• **任務目標**
在這篇談布洛赫音樂哲學的文章中，找出以含有「布洛赫以三階段模式解讀西方音樂史」的字句開頭、以「竭性和時代精神的免疫力嗎?」」收尾的那一段，一字不差地重新謄寫。

• **閱讀文本**
音樂哲學│為什麼音樂是最年輕的藝術?

[德] 恩斯特·布洛赫 (Ernst Bloch,1885~1977)

德國馬克思主義哲學家恩斯特·布洛赫聚焦音樂哲學,考察各個歷史時期的音樂史,比較分析了偉大音樂作品的語言表達方式——從格里高利聖詠到瓦格納的音樂,從義大利文藝復興時期的牧歌到貝多芬、布魯克納、馬勒的交響樂……他全面闡述了自身關於音樂史和音樂理論的根本見解以及音樂藝術的本質:「音樂是最年輕的藝術」。在論及「一個音樂歷史哲學問題」時,布洛赫闡發了西方音樂史的三階段解讀模式:

布洛赫以三階段模式解讀西方音樂史

1974年,在一篇題為《將世界改造到可理解的程度》的採訪錄中,布洛赫這樣說道:

「我在《烏托邦的精神》一書的「自身相遇」中闡述了關於西方音樂史諸階段的歷史哲學以及音樂理論……在莊嚴肅穆、神秘超越的氛圍中,音樂家藉助一種奇特的、富於疑問的終曲,親身體驗感知這種終曲在音樂本源上究竟沖向什麼?由此出發,音樂家進一步領悟和查明對於本真的藝術而言,即對於13~14世紀才開始的作為多聲部的音樂而言,到底什麼東西最重要,自始至終圍繞的中心是什麼?……音樂這門藝術是所有藝術中最年輕的藝術。」

在《烏托邦的精神》中,布洛赫追問:

「尤其令人困惑的是,音樂變得越來越年輕……難道這也就擔保了音樂的不可枯竭性和時代精神的免疫力嗎?」

• **擷取資訊**

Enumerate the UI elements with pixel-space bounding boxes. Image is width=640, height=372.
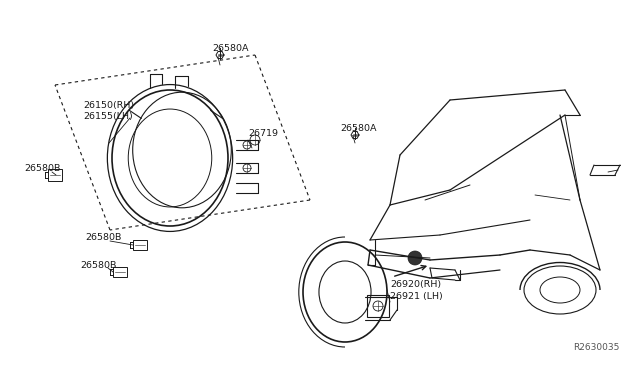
Text: 26580B: 26580B	[85, 232, 122, 241]
Text: 26921 (LH): 26921 (LH)	[390, 292, 443, 301]
Text: 26920(RH): 26920(RH)	[390, 280, 441, 289]
Text: 26155(LH): 26155(LH)	[83, 112, 132, 121]
Bar	[48, 169, 62, 181]
Text: 26580B: 26580B	[80, 260, 116, 269]
Text: 26580A: 26580A	[340, 124, 376, 132]
Bar	[133, 240, 147, 250]
Text: 26150(RH): 26150(RH)	[83, 100, 134, 109]
Text: 26719: 26719	[248, 128, 278, 138]
Circle shape	[408, 251, 422, 265]
Bar	[113, 267, 127, 277]
Text: 26580A: 26580A	[212, 44, 248, 52]
Text: 26580B: 26580B	[24, 164, 60, 173]
Text: R2630035: R2630035	[573, 343, 620, 352]
Bar	[367, 295, 389, 317]
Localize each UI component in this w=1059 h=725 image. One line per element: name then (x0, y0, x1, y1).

• **正確答案**
布洛赫以三階段模式解讀西方音樂史

1974年,在一篇題為《將世界改造到可理解的程度》的採訪錄中,布洛赫這樣說道:

「我在《烏托邦的精神》一書的「自身相遇」中闡述了關於西方音樂史諸階段的歷史哲學以及音樂理論……在莊嚴肅穆、神秘超越的氛圍中,音樂家藉助一種奇特的、富於疑問的終曲,親身體驗感知這種終曲在音樂本源上究竟沖向什麼?由此出發,音樂家進一步領悟和查明對於本真的藝術而言,即對於13~14世紀才開始的作為多聲部的音樂而言,到底什麼東西最重要,自始至終圍繞的中心是什麼?……音樂這門藝術是所有藝術中最年輕的藝術。」

在《烏托邦的精神》中,布洛赫追問:

「尤其令人困惑的是,音樂變得越來越年輕……難道這也就擔保了音樂的不可枯竭性和時代精神的免疫力嗎?」